● **DIRECTIONS**
Restate the whole listing word for word. Pictures are left out.

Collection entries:
-- begin --

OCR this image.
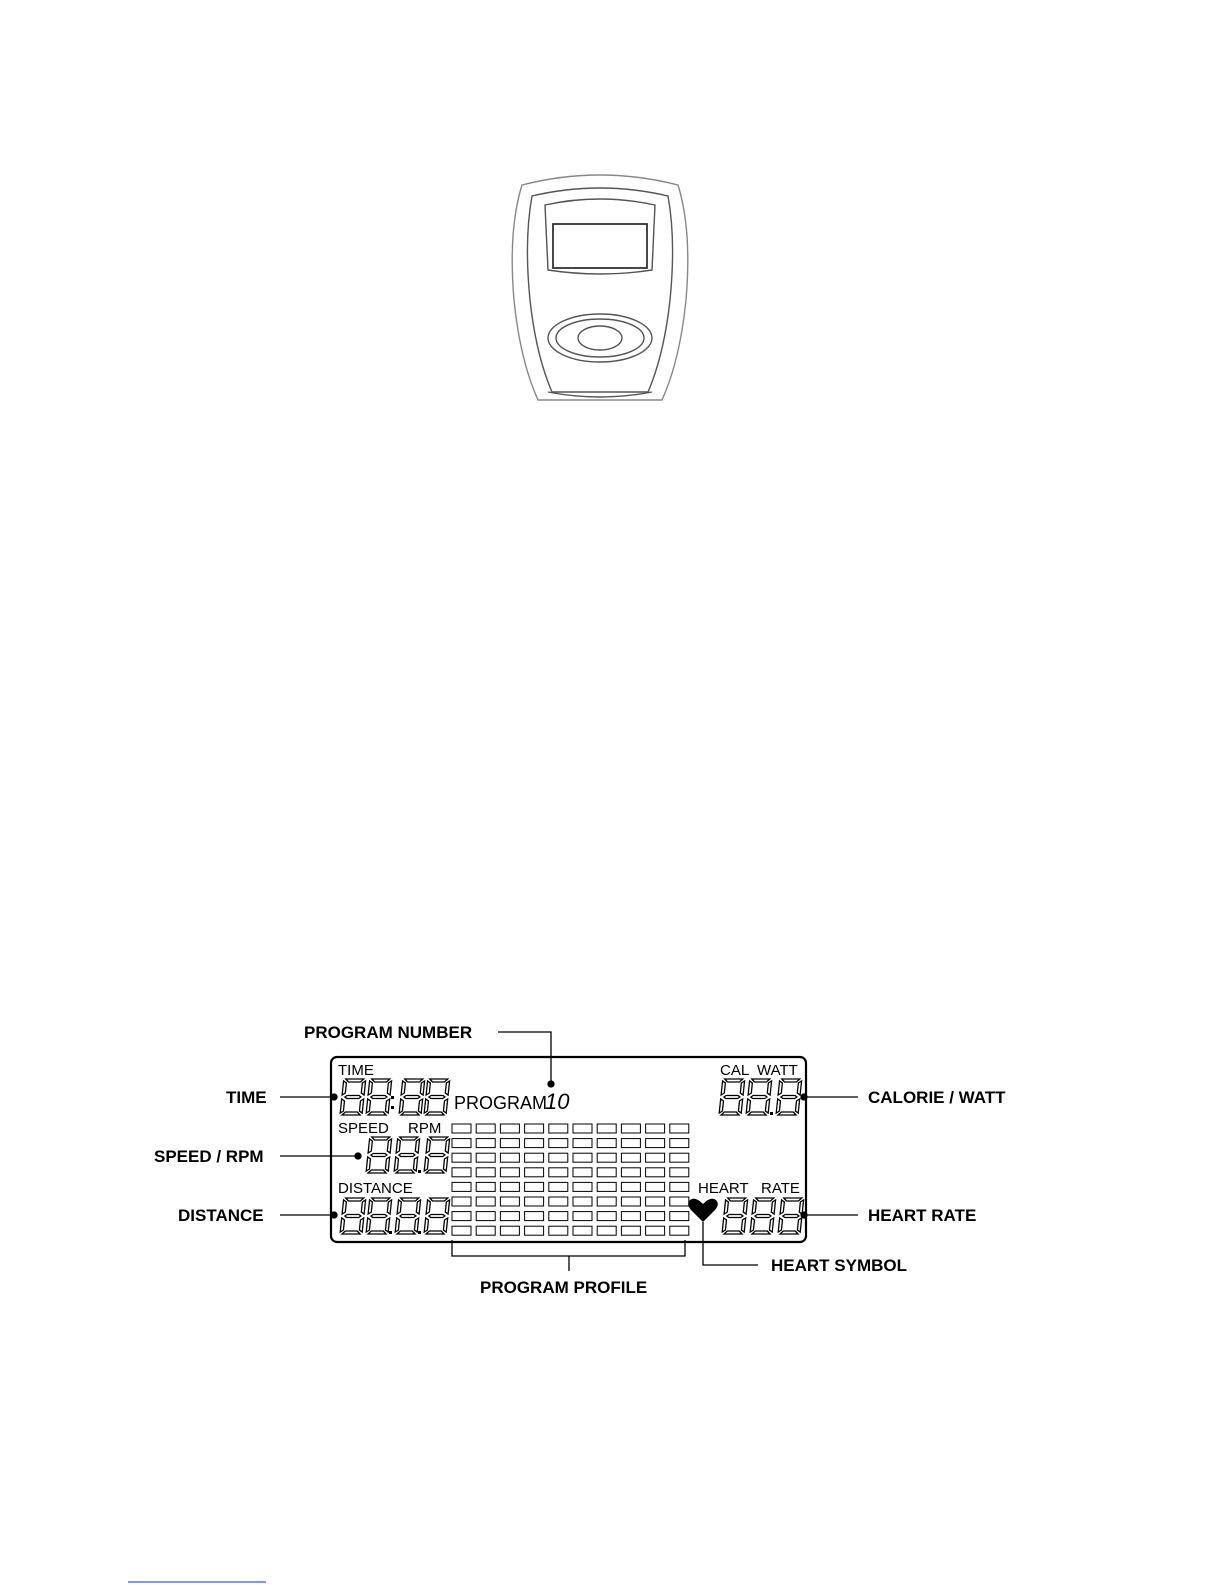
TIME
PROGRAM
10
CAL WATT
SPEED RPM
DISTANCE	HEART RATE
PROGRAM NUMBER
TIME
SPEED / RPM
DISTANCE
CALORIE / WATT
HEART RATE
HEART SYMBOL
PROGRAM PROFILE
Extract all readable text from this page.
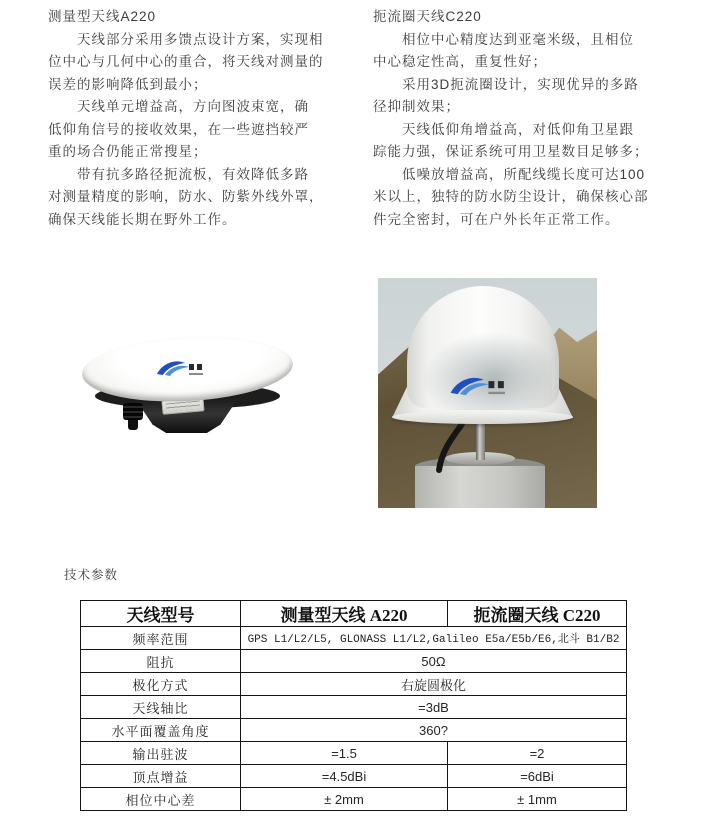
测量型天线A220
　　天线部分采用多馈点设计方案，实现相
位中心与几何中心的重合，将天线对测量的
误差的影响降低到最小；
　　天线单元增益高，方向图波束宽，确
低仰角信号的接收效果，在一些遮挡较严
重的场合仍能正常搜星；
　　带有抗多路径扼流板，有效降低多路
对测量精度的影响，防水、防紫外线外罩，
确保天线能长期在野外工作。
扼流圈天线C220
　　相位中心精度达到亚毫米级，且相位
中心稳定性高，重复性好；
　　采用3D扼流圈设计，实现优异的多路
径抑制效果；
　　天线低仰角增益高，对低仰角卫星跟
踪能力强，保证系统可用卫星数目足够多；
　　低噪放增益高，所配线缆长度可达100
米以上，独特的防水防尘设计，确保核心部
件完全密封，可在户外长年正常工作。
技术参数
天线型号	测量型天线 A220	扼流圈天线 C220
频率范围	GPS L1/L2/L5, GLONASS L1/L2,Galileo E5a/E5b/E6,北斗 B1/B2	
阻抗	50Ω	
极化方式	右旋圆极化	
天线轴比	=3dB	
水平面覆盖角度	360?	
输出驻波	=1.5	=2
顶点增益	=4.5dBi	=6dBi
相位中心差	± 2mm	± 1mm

-- end --

● **SOLUTION FOR THIS EXERCISE**
OCR this image.
TIME
PROGRAM
10
CAL WATT
SPEED RPM
DISTANCE	HEART RATE
PROGRAM NUMBER
TIME
SPEED / RPM
DISTANCE
CALORIE / WATT
HEART RATE
HEART SYMBOL
PROGRAM PROFILE
Extract all readable text from this page.
测量型天线A220
　　天线部分采用多馈点设计方案，实现相
位中心与几何中心的重合，将天线对测量的
误差的影响降低到最小；
　　天线单元增益高，方向图波束宽，确
低仰角信号的接收效果，在一些遮挡较严
重的场合仍能正常搜星；
　　带有抗多路径扼流板，有效降低多路
对测量精度的影响，防水、防紫外线外罩，
确保天线能长期在野外工作。
扼流圈天线C220
　　相位中心精度达到亚毫米级，且相位
中心稳定性高，重复性好；
　　采用3D扼流圈设计，实现优异的多路
径抑制效果；
　　天线低仰角增益高，对低仰角卫星跟
踪能力强，保证系统可用卫星数目足够多；
　　低噪放增益高，所配线缆长度可达100
米以上，独特的防水防尘设计，确保核心部
件完全密封，可在户外长年正常工作。
技术参数
天线型号	测量型天线 A220	扼流圈天线 C220
频率范围	GPS L1/L2/L5, GLONASS L1/L2,Galileo E5a/E5b/E6,北斗 B1/B2	
阻抗	50Ω	
极化方式	右旋圆极化	
天线轴比	=3dB	
水平面覆盖角度	360?	
输出驻波	=1.5	=2
顶点增益	=4.5dBi	=6dBi
相位中心差	± 2mm	± 1mm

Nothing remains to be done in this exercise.